## BEGIN
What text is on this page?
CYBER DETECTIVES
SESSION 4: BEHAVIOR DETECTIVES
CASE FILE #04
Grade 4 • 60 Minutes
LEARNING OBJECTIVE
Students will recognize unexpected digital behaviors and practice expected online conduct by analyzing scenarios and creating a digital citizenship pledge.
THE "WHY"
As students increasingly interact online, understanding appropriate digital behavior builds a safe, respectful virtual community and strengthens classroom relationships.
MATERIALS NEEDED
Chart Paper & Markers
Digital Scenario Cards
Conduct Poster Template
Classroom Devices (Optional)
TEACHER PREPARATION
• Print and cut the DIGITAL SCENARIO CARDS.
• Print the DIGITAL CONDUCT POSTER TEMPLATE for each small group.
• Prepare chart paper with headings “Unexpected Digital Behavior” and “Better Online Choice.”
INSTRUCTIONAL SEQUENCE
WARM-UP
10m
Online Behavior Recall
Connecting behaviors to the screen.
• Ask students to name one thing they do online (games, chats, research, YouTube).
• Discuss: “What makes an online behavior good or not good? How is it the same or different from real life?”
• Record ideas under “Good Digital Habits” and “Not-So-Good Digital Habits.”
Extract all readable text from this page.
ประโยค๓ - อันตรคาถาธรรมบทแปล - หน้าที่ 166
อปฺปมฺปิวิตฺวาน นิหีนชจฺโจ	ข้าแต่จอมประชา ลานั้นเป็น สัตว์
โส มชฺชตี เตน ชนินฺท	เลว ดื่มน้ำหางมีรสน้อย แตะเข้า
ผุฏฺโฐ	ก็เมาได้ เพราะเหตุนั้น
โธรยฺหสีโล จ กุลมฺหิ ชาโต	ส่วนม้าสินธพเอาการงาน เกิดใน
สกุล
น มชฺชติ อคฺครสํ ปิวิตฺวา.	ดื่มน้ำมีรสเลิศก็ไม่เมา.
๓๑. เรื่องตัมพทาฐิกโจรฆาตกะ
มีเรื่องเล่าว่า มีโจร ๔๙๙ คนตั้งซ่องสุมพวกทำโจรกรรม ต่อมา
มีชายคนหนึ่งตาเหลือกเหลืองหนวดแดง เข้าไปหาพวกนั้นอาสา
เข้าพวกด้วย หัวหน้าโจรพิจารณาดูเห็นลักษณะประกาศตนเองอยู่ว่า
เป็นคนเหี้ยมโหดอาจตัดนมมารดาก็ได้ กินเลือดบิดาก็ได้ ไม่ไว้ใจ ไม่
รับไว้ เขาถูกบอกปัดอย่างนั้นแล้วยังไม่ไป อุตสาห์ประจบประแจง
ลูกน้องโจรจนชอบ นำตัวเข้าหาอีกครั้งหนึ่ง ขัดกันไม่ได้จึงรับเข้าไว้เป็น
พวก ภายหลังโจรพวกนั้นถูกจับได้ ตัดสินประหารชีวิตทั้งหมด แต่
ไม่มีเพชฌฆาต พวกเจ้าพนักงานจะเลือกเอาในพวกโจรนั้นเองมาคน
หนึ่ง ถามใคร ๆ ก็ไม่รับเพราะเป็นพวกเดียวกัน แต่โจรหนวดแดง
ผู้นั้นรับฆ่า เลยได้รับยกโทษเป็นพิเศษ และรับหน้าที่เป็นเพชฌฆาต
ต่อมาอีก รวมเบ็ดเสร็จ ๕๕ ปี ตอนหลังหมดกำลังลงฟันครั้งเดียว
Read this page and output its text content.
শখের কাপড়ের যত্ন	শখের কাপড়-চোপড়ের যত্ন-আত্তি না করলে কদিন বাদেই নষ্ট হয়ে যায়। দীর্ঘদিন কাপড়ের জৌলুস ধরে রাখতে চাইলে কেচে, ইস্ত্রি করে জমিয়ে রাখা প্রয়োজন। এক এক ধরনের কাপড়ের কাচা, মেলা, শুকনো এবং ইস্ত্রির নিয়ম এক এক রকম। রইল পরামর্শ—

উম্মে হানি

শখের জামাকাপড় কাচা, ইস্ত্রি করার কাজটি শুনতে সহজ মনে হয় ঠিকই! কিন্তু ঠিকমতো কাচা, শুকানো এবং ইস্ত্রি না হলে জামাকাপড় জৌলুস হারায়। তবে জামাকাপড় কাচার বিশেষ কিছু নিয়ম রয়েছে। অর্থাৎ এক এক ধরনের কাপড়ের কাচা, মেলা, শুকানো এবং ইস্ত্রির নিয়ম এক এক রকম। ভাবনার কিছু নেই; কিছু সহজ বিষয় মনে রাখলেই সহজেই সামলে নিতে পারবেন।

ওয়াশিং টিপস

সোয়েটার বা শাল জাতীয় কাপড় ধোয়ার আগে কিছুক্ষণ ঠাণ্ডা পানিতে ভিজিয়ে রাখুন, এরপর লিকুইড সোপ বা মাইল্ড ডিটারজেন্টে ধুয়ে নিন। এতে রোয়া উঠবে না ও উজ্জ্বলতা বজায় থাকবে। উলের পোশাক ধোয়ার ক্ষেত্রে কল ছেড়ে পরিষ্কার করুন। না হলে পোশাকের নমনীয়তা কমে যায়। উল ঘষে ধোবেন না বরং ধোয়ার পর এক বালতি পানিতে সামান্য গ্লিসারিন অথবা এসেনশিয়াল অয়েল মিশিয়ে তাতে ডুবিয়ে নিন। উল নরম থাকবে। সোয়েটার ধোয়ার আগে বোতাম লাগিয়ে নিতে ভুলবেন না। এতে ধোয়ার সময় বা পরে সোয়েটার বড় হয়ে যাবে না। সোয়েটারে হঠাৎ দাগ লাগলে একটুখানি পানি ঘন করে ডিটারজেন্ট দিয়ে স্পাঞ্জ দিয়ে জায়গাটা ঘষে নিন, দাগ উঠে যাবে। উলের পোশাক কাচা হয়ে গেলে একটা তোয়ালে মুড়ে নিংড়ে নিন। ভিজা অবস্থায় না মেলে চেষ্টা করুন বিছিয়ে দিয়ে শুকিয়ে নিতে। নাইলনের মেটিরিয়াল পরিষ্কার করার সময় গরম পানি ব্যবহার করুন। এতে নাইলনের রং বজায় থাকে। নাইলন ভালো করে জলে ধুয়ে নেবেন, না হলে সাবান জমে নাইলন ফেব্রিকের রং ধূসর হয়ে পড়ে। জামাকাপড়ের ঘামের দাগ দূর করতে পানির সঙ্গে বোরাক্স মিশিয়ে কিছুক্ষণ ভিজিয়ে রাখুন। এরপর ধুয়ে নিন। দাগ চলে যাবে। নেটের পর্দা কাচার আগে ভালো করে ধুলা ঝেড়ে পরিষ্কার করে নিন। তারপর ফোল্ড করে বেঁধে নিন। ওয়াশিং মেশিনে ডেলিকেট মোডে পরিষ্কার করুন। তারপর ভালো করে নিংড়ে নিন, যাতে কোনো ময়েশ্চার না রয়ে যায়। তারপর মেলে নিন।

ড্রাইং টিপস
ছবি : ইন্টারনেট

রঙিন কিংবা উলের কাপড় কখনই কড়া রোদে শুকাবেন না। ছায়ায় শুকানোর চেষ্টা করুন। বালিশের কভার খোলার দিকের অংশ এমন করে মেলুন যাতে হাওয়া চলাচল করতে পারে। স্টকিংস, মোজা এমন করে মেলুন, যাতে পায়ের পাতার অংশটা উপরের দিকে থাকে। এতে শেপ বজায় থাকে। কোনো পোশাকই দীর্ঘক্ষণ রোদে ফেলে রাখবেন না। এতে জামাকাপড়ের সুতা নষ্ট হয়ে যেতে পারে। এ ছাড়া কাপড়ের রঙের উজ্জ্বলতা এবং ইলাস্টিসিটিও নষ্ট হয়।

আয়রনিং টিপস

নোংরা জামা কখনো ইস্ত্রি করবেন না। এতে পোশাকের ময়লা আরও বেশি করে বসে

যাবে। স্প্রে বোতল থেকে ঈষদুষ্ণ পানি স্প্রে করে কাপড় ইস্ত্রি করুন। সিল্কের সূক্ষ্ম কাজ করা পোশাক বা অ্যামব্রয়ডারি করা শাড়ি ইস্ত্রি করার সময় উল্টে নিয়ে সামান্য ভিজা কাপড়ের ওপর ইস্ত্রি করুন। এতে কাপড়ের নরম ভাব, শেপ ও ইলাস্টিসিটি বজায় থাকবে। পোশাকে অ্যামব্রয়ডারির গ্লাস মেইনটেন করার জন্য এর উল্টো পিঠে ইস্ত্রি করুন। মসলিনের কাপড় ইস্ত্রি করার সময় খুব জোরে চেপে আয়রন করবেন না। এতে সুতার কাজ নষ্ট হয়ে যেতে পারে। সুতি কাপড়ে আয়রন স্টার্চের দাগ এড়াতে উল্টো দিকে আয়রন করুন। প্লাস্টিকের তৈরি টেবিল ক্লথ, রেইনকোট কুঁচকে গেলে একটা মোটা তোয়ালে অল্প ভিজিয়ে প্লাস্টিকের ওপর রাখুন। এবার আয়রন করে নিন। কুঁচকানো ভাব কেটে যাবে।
## END
Brief =
Above are the records; copy every line in them that holds the word "Print".

Problem solution =
• Print and cut the DIGITAL SCENARIO CARDS.
• Print the DIGITAL CONDUCT POSTER TEMPLATE for each small group.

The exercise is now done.